AVAILABLE RECORDS →
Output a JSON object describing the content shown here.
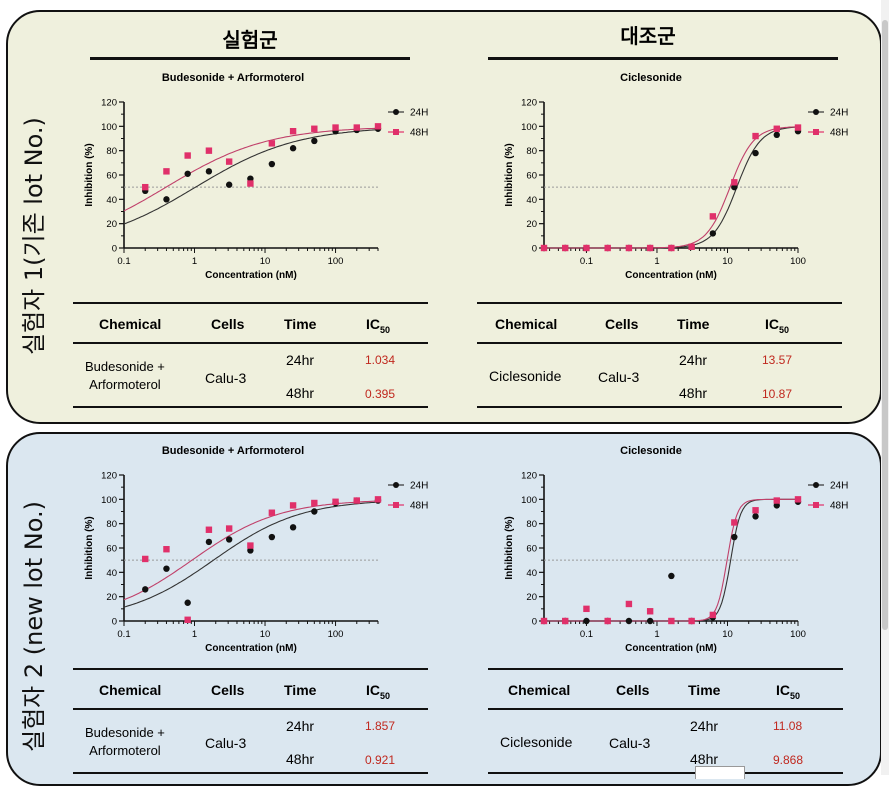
{
  "groups": {
    "experimental": "실험군",
    "control": "대조군"
  },
  "subjects": {
    "s1": "실험자 1(기존 lot No.)",
    "s2": "실험자 2 (new lot No.)"
  },
  "chart_common": {
    "xlabel": "Concentration (nM)",
    "ylabel": "Inhibition (%)",
    "yticks": [
      "0",
      "20",
      "40",
      "60",
      "80",
      "100",
      "120"
    ],
    "legend": [
      "24H",
      "48H"
    ],
    "colors": {
      "s24": "#111111",
      "s48": "#e0306a",
      "fit24": "#333333",
      "fit48": "#c0406a",
      "ref": "#9a9a9a"
    }
  },
  "table_headers": {
    "chemical": "Chemical",
    "cells": "Cells",
    "time": "Time",
    "ic": "IC",
    "ic_sub": "50"
  },
  "tables": {
    "t1": {
      "chemical_l1": "Budesonide +",
      "chemical_l2": "Arformoterol",
      "cells": "Calu-3",
      "t24": "24hr",
      "t48": "48hr",
      "ic24": "1.034",
      "ic48": "0.395"
    },
    "t2": {
      "chemical": "Ciclesonide",
      "cells": "Calu-3",
      "t24": "24hr",
      "t48": "48hr",
      "ic24": "13.57",
      "ic48": "10.87"
    },
    "t3": {
      "chemical_l1": "Budesonide +",
      "chemical_l2": "Arformoterol",
      "cells": "Calu-3",
      "t24": "24hr",
      "t48": "48hr",
      "ic24": "1.857",
      "ic48": "0.921"
    },
    "t4": {
      "chemical": "Ciclesonide",
      "cells": "Calu-3",
      "t24": "24hr",
      "t48": "48hr",
      "ic24": "11.08",
      "ic48": "9.868"
    }
  },
  "chart_data": [
    {
      "type": "scatter",
      "title": "Budesonide + Arformoterol",
      "xlabel": "Concentration (nM)",
      "ylabel": "Inhibition (%)",
      "xscale": "log",
      "xlim": [
        0.1,
        400
      ],
      "ylim": [
        0,
        120
      ],
      "xticks": [
        "0.1",
        "1",
        "10",
        "100"
      ],
      "legend_position": "top-right",
      "series": [
        {
          "name": "24H",
          "fit_ic50": 1.034,
          "fit_hill": 0.6,
          "points": [
            [
              0.2,
              47
            ],
            [
              0.4,
              40
            ],
            [
              0.8,
              61
            ],
            [
              1.6,
              63
            ],
            [
              3.1,
              52
            ],
            [
              6.2,
              57
            ],
            [
              12.5,
              69
            ],
            [
              25,
              82
            ],
            [
              50,
              88
            ],
            [
              100,
              96
            ],
            [
              200,
              97
            ],
            [
              400,
              98
            ]
          ]
        },
        {
          "name": "48H",
          "fit_ic50": 0.395,
          "fit_hill": 0.6,
          "points": [
            [
              0.2,
              50
            ],
            [
              0.4,
              63
            ],
            [
              0.8,
              76
            ],
            [
              1.6,
              80
            ],
            [
              3.1,
              71
            ],
            [
              6.2,
              53
            ],
            [
              12.5,
              86
            ],
            [
              25,
              96
            ],
            [
              50,
              98
            ],
            [
              100,
              99
            ],
            [
              200,
              99
            ],
            [
              400,
              100
            ]
          ]
        }
      ]
    },
    {
      "type": "scatter",
      "title": "Ciclesonide",
      "xlabel": "Concentration (nM)",
      "ylabel": "Inhibition (%)",
      "xscale": "log",
      "xlim": [
        0.025,
        100
      ],
      "ylim": [
        0,
        120
      ],
      "xticks": [
        "0.1",
        "1",
        "10",
        "100"
      ],
      "legend_position": "top-right",
      "series": [
        {
          "name": "24H",
          "fit_ic50": 13.57,
          "fit_hill": 2.6,
          "points": [
            [
              0.025,
              0
            ],
            [
              0.05,
              0
            ],
            [
              0.1,
              0
            ],
            [
              0.2,
              0
            ],
            [
              0.4,
              0
            ],
            [
              0.8,
              0
            ],
            [
              1.6,
              0
            ],
            [
              3.1,
              1
            ],
            [
              6.2,
              12
            ],
            [
              12.5,
              50
            ],
            [
              25,
              78
            ],
            [
              50,
              93
            ],
            [
              100,
              96
            ]
          ]
        },
        {
          "name": "48H",
          "fit_ic50": 10.87,
          "fit_hill": 2.6,
          "points": [
            [
              0.025,
              0
            ],
            [
              0.05,
              0
            ],
            [
              0.1,
              0
            ],
            [
              0.2,
              0
            ],
            [
              0.4,
              0
            ],
            [
              0.8,
              0
            ],
            [
              1.6,
              0
            ],
            [
              3.1,
              1
            ],
            [
              6.2,
              26
            ],
            [
              12.5,
              54
            ],
            [
              25,
              92
            ],
            [
              50,
              98
            ],
            [
              100,
              99
            ]
          ]
        }
      ]
    },
    {
      "type": "scatter",
      "title": "Budesonide + Arformoterol",
      "xlabel": "Concentration (nM)",
      "ylabel": "Inhibition (%)",
      "xscale": "log",
      "xlim": [
        0.1,
        400
      ],
      "ylim": [
        0,
        120
      ],
      "xticks": [
        "0.1",
        "1",
        "10",
        "100"
      ],
      "legend_position": "top-right",
      "series": [
        {
          "name": "24H",
          "fit_ic50": 1.857,
          "fit_hill": 0.7,
          "points": [
            [
              0.2,
              26
            ],
            [
              0.4,
              43
            ],
            [
              0.8,
              15
            ],
            [
              1.6,
              65
            ],
            [
              3.1,
              67
            ],
            [
              6.2,
              58
            ],
            [
              12.5,
              69
            ],
            [
              25,
              77
            ],
            [
              50,
              90
            ],
            [
              100,
              97
            ],
            [
              200,
              99
            ],
            [
              400,
              99
            ]
          ]
        },
        {
          "name": "48H",
          "fit_ic50": 0.921,
          "fit_hill": 0.7,
          "points": [
            [
              0.2,
              51
            ],
            [
              0.4,
              59
            ],
            [
              0.8,
              1
            ],
            [
              1.6,
              75
            ],
            [
              3.1,
              76
            ],
            [
              6.2,
              62
            ],
            [
              12.5,
              89
            ],
            [
              25,
              95
            ],
            [
              50,
              97
            ],
            [
              100,
              98
            ],
            [
              200,
              99
            ],
            [
              400,
              100
            ]
          ]
        }
      ]
    },
    {
      "type": "scatter",
      "title": "Ciclesonide",
      "xlabel": "Concentration (nM)",
      "ylabel": "Inhibition (%)",
      "xscale": "log",
      "xlim": [
        0.025,
        100
      ],
      "ylim": [
        0,
        120
      ],
      "xticks": [
        "0.1",
        "1",
        "10",
        "100"
      ],
      "legend_position": "top-right",
      "series": [
        {
          "name": "24H",
          "fit_ic50": 11.08,
          "fit_hill": 6,
          "points": [
            [
              0.025,
              0
            ],
            [
              0.05,
              0
            ],
            [
              0.1,
              0
            ],
            [
              0.2,
              0
            ],
            [
              0.4,
              0
            ],
            [
              0.8,
              0
            ],
            [
              1.6,
              37
            ],
            [
              3.1,
              0
            ],
            [
              6.2,
              3
            ],
            [
              12.5,
              69
            ],
            [
              25,
              86
            ],
            [
              50,
              95
            ],
            [
              100,
              98
            ]
          ]
        },
        {
          "name": "48H",
          "fit_ic50": 9.868,
          "fit_hill": 6,
          "points": [
            [
              0.025,
              0
            ],
            [
              0.05,
              0
            ],
            [
              0.1,
              10
            ],
            [
              0.2,
              0
            ],
            [
              0.4,
              14
            ],
            [
              0.8,
              8
            ],
            [
              1.6,
              0
            ],
            [
              3.1,
              0
            ],
            [
              6.2,
              5
            ],
            [
              12.5,
              81
            ],
            [
              25,
              91
            ],
            [
              50,
              99
            ],
            [
              100,
              100
            ]
          ]
        }
      ]
    }
  ]
}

EXERCISE GOAL →
Copy the data exactly. Any picture it contains is to be omitted.

CORRECT ANSWER →
Output a JSON object describing the content shown here.
{
  "groups": {
    "experimental": "실험군",
    "control": "대조군"
  },
  "subjects": {
    "s1": "실험자 1(기존 lot No.)",
    "s2": "실험자 2 (new lot No.)"
  },
  "chart_common": {
    "xlabel": "Concentration (nM)",
    "ylabel": "Inhibition (%)",
    "yticks": [
      "0",
      "20",
      "40",
      "60",
      "80",
      "100",
      "120"
    ],
    "legend": [
      "24H",
      "48H"
    ],
    "colors": {
      "s24": "#111111",
      "s48": "#e0306a",
      "fit24": "#333333",
      "fit48": "#c0406a",
      "ref": "#9a9a9a"
    }
  },
  "table_headers": {
    "chemical": "Chemical",
    "cells": "Cells",
    "time": "Time",
    "ic": "IC",
    "ic_sub": "50"
  },
  "tables": {
    "t1": {
      "chemical_l1": "Budesonide +",
      "chemical_l2": "Arformoterol",
      "cells": "Calu-3",
      "t24": "24hr",
      "t48": "48hr",
      "ic24": "1.034",
      "ic48": "0.395"
    },
    "t2": {
      "chemical": "Ciclesonide",
      "cells": "Calu-3",
      "t24": "24hr",
      "t48": "48hr",
      "ic24": "13.57",
      "ic48": "10.87"
    },
    "t3": {
      "chemical_l1": "Budesonide +",
      "chemical_l2": "Arformoterol",
      "cells": "Calu-3",
      "t24": "24hr",
      "t48": "48hr",
      "ic24": "1.857",
      "ic48": "0.921"
    },
    "t4": {
      "chemical": "Ciclesonide",
      "cells": "Calu-3",
      "t24": "24hr",
      "t48": "48hr",
      "ic24": "11.08",
      "ic48": "9.868"
    }
  },
  "chart_data": [
    {
      "type": "scatter",
      "title": "Budesonide + Arformoterol",
      "xlabel": "Concentration (nM)",
      "ylabel": "Inhibition (%)",
      "xscale": "log",
      "xlim": [
        0.1,
        400
      ],
      "ylim": [
        0,
        120
      ],
      "xticks": [
        "0.1",
        "1",
        "10",
        "100"
      ],
      "legend_position": "top-right",
      "series": [
        {
          "name": "24H",
          "fit_ic50": 1.034,
          "fit_hill": 0.6,
          "points": [
            [
              0.2,
              47
            ],
            [
              0.4,
              40
            ],
            [
              0.8,
              61
            ],
            [
              1.6,
              63
            ],
            [
              3.1,
              52
            ],
            [
              6.2,
              57
            ],
            [
              12.5,
              69
            ],
            [
              25,
              82
            ],
            [
              50,
              88
            ],
            [
              100,
              96
            ],
            [
              200,
              97
            ],
            [
              400,
              98
            ]
          ]
        },
        {
          "name": "48H",
          "fit_ic50": 0.395,
          "fit_hill": 0.6,
          "points": [
            [
              0.2,
              50
            ],
            [
              0.4,
              63
            ],
            [
              0.8,
              76
            ],
            [
              1.6,
              80
            ],
            [
              3.1,
              71
            ],
            [
              6.2,
              53
            ],
            [
              12.5,
              86
            ],
            [
              25,
              96
            ],
            [
              50,
              98
            ],
            [
              100,
              99
            ],
            [
              200,
              99
            ],
            [
              400,
              100
            ]
          ]
        }
      ]
    },
    {
      "type": "scatter",
      "title": "Ciclesonide",
      "xlabel": "Concentration (nM)",
      "ylabel": "Inhibition (%)",
      "xscale": "log",
      "xlim": [
        0.025,
        100
      ],
      "ylim": [
        0,
        120
      ],
      "xticks": [
        "0.1",
        "1",
        "10",
        "100"
      ],
      "legend_position": "top-right",
      "series": [
        {
          "name": "24H",
          "fit_ic50": 13.57,
          "fit_hill": 2.6,
          "points": [
            [
              0.025,
              0
            ],
            [
              0.05,
              0
            ],
            [
              0.1,
              0
            ],
            [
              0.2,
              0
            ],
            [
              0.4,
              0
            ],
            [
              0.8,
              0
            ],
            [
              1.6,
              0
            ],
            [
              3.1,
              1
            ],
            [
              6.2,
              12
            ],
            [
              12.5,
              50
            ],
            [
              25,
              78
            ],
            [
              50,
              93
            ],
            [
              100,
              96
            ]
          ]
        },
        {
          "name": "48H",
          "fit_ic50": 10.87,
          "fit_hill": 2.6,
          "points": [
            [
              0.025,
              0
            ],
            [
              0.05,
              0
            ],
            [
              0.1,
              0
            ],
            [
              0.2,
              0
            ],
            [
              0.4,
              0
            ],
            [
              0.8,
              0
            ],
            [
              1.6,
              0
            ],
            [
              3.1,
              1
            ],
            [
              6.2,
              26
            ],
            [
              12.5,
              54
            ],
            [
              25,
              92
            ],
            [
              50,
              98
            ],
            [
              100,
              99
            ]
          ]
        }
      ]
    },
    {
      "type": "scatter",
      "title": "Budesonide + Arformoterol",
      "xlabel": "Concentration (nM)",
      "ylabel": "Inhibition (%)",
      "xscale": "log",
      "xlim": [
        0.1,
        400
      ],
      "ylim": [
        0,
        120
      ],
      "xticks": [
        "0.1",
        "1",
        "10",
        "100"
      ],
      "legend_position": "top-right",
      "series": [
        {
          "name": "24H",
          "fit_ic50": 1.857,
          "fit_hill": 0.7,
          "points": [
            [
              0.2,
              26
            ],
            [
              0.4,
              43
            ],
            [
              0.8,
              15
            ],
            [
              1.6,
              65
            ],
            [
              3.1,
              67
            ],
            [
              6.2,
              58
            ],
            [
              12.5,
              69
            ],
            [
              25,
              77
            ],
            [
              50,
              90
            ],
            [
              100,
              97
            ],
            [
              200,
              99
            ],
            [
              400,
              99
            ]
          ]
        },
        {
          "name": "48H",
          "fit_ic50": 0.921,
          "fit_hill": 0.7,
          "points": [
            [
              0.2,
              51
            ],
            [
              0.4,
              59
            ],
            [
              0.8,
              1
            ],
            [
              1.6,
              75
            ],
            [
              3.1,
              76
            ],
            [
              6.2,
              62
            ],
            [
              12.5,
              89
            ],
            [
              25,
              95
            ],
            [
              50,
              97
            ],
            [
              100,
              98
            ],
            [
              200,
              99
            ],
            [
              400,
              100
            ]
          ]
        }
      ]
    },
    {
      "type": "scatter",
      "title": "Ciclesonide",
      "xlabel": "Concentration (nM)",
      "ylabel": "Inhibition (%)",
      "xscale": "log",
      "xlim": [
        0.025,
        100
      ],
      "ylim": [
        0,
        120
      ],
      "xticks": [
        "0.1",
        "1",
        "10",
        "100"
      ],
      "legend_position": "top-right",
      "series": [
        {
          "name": "24H",
          "fit_ic50": 11.08,
          "fit_hill": 6,
          "points": [
            [
              0.025,
              0
            ],
            [
              0.05,
              0
            ],
            [
              0.1,
              0
            ],
            [
              0.2,
              0
            ],
            [
              0.4,
              0
            ],
            [
              0.8,
              0
            ],
            [
              1.6,
              37
            ],
            [
              3.1,
              0
            ],
            [
              6.2,
              3
            ],
            [
              12.5,
              69
            ],
            [
              25,
              86
            ],
            [
              50,
              95
            ],
            [
              100,
              98
            ]
          ]
        },
        {
          "name": "48H",
          "fit_ic50": 9.868,
          "fit_hill": 6,
          "points": [
            [
              0.025,
              0
            ],
            [
              0.05,
              0
            ],
            [
              0.1,
              10
            ],
            [
              0.2,
              0
            ],
            [
              0.4,
              14
            ],
            [
              0.8,
              8
            ],
            [
              1.6,
              0
            ],
            [
              3.1,
              0
            ],
            [
              6.2,
              5
            ],
            [
              12.5,
              81
            ],
            [
              25,
              91
            ],
            [
              50,
              99
            ],
            [
              100,
              100
            ]
          ]
        }
      ]
    }
  ]
}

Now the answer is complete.